## INSTRUÇÃO DA TAREFA:
Copie, sem alterar nada, todo o trecho da notícia sobre a privatização da Petrobras que vai desde "O preço dos combustíveis tornou-se" até "R$ 44,5 bilhões.".

***** TRECHO DO DOCUMENTO

BRASÍLIA, DF (FOLHAPRESS) - O presidente do Senado, Rodrigo Pacheco (PSD-MG), afirmou nesta quinta-feira (12) que o momento atual "é muito ruim" para a privatização da Petrobras e que essa não será uma medida rápida de se implementar. O senador mineiro questionou se a privatização da empresa seria a solução, mesmo a médio e longo prazo, para a redução ou estabilização do preço dos combustíveis.

As declarações acontecem um dia após o novo ministro das Minas e Energia, Adolfo Sachsida, afirmar que vai pedir o início de estudos para a privatização da empresa. Sachsida disse que isso seria parte do seu "primeiro ato" na pasta, após ser anunciado na quarta-feira (11).

Pacheco participou na manhã desta quinta-feira de uma reunião com secretários da Fazenda dos estados justamente para discutir a questão tributária sobre combustíveis. Após o encontro, ele foi questionado por jornalistas sobre o plano do novo ministro das Minas e Energia de privatizar a Petrobras.

O presidente do Senado repetiu que acha importante a realização de estudos e o aperfeiçoamento do modelo atual da Petrobras. No entanto, disse que isso "não está no radar" atualmente.

"Mas não considero que esteja no radar ou na mesa de discussão neste momento a privatização da empresa porque o momento é muito ruim para isso", afirmou Pacheco.

"Temos dificuldade de valorização de ativos, estamos passando por um momento difícil no Brasil de contenção de problemas e de uma necessidade de estabilidade, de modo que essa é uma medida que pode ser estudada o quanto for necessário, mas não é uma medida rápida de ser tomada, vai demandar muito diálogo, participação da sociedade civil porque a Petrobras é um ativo nacional", acrescentou.

Na sequência, o presidente do Senado foi questionado sobre a visão do governo federal de que considerava a privatização da Petrobras como um mecanismo para solucionar os problemas envolvendo preços dos combustíveis no Brasil.

Pacheco então respondeu que não é certamente uma solução de curto prazo e que pode não ser nem mesmo a médio e longo prazo.

"Essa [privatização da Petrobras] definitivamente não é uma solução de curto prazo, assim como não é uma solução de curto prazo a PEC 110 [reforma tributária]. A PEC 110 é uma solução de médio e longo prazo. Essa solução da privatização da Eletrobras [quis dizer Petrobras], na verdade, não se tem a compreensão nem se isso é uma solução, de médio ou de longo prazo", disse o senador.

"Então estudos podem ser feitos, é o papel do ministro fazer todos os estudos necessários, que sejam os mais bem-feitos possível. Mas entre o estudo e a realidade da concretização disso há uma distância muito longa e da qual o Congresso Nacional não se apartará", completou.

Na última segunda-feira (9), a Petrobras anunciou um novo reajuste no preço do diesel. O preço médio do combustível teve uma alta de 8,87% nas refinarias, passando de R$ 4,51 para R$ 4,91 por litro. O repasse aos consumidores depende de políticas comerciais de distribuidoras e postos de combustíveis.

O preço dos combustíveis tornou-se um dos principais temas da agenda do governo federal, que vem sofrendo desgaste por conta da alta dos valores.

O presidente da República, Jair Bolsonaro (PL), decidiu apontar o dedo para a Petrobras, criticando os lucros e a distribuição de dividendos da companhia para seus acionistas. Bolsonaro chegou a falar que era um "estupro" o lucro da empresa.

Impulsionada pela escalada do preço do petróleo após o início da Guerra da Ucrânia, a Petrobras fechou o primeiro trimestre de 2022 com lucro de R$ 44,5 bilhões.

**********
***** INFORMAÇÕES FORNECIDAS

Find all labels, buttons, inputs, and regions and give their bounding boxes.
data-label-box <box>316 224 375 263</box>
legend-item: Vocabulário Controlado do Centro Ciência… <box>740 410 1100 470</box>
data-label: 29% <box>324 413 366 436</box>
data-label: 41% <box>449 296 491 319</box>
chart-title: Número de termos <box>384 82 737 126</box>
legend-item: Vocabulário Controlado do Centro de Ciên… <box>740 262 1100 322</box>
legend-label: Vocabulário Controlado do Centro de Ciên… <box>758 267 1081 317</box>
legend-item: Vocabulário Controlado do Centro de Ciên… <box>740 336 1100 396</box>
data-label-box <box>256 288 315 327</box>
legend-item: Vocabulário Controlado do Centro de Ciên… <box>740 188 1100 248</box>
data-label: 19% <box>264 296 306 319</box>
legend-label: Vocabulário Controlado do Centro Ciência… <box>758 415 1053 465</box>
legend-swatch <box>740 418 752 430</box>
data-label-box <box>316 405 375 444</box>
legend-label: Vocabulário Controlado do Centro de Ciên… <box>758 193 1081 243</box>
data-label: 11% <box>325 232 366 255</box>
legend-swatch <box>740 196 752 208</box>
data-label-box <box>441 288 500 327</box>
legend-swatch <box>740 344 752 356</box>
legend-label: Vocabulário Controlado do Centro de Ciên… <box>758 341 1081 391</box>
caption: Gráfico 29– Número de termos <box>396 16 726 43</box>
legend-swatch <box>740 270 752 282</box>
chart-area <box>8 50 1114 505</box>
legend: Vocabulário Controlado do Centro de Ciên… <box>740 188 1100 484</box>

**********

## RESPOSTA AO EXERCÍCIO:
O preço dos combustíveis tornou-se um dos principais temas da agenda do governo federal, que vem sofrendo desgaste por conta da alta dos valores.

O presidente da República, Jair Bolsonaro (PL), decidiu apontar o dedo para a Petrobras, criticando os lucros e a distribuição de dividendos da companhia para seus acionistas. Bolsonaro chegou a falar que era um "estupro" o lucro da empresa.

Impulsionada pela escalada do preço do petróleo após o início da Guerra da Ucrânia, a Petrobras fechou o primeiro trimestre de 2022 com lucro de R$ 44,5 bilhões.